◆ **EXERCISE INSTRUCTIONS**: Every line containing the word "reviews" needs to be found and copied.

◆ **GIVEN DATA**:
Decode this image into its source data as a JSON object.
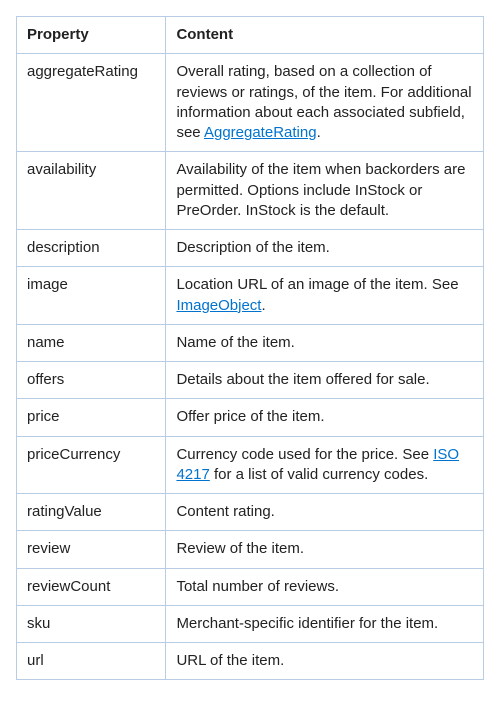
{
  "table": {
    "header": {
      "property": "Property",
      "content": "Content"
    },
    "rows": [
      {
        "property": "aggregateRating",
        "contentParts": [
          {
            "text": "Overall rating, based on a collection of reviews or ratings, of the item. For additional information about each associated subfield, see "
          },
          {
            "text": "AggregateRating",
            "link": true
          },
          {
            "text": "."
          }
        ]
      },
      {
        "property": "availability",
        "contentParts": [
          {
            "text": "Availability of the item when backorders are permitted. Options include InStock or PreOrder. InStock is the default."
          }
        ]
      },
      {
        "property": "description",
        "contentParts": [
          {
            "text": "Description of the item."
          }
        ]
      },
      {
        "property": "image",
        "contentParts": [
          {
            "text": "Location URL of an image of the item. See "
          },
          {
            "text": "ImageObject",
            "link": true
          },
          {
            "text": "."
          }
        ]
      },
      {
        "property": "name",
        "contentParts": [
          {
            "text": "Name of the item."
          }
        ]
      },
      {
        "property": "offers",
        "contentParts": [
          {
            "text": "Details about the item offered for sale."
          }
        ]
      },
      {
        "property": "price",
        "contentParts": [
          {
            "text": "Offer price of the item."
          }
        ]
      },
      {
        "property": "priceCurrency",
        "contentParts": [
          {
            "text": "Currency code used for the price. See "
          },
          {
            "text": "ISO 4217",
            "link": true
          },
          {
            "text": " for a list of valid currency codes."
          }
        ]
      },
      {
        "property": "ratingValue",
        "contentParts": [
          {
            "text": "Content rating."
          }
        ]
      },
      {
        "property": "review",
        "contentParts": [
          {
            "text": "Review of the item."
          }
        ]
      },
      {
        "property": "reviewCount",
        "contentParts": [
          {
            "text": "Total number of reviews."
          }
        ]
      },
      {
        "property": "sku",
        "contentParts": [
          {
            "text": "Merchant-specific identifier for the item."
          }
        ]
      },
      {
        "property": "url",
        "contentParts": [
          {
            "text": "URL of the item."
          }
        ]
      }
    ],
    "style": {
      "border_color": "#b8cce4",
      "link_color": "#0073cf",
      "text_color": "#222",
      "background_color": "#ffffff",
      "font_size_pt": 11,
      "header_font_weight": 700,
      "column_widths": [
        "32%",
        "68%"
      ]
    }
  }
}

◆ **TASK SOLUTION**:
            "text": "Overall rating, based on a collection of reviews or ratings, of the item. For additional information about each associated subfield, see "
            "text": "Total number of reviews."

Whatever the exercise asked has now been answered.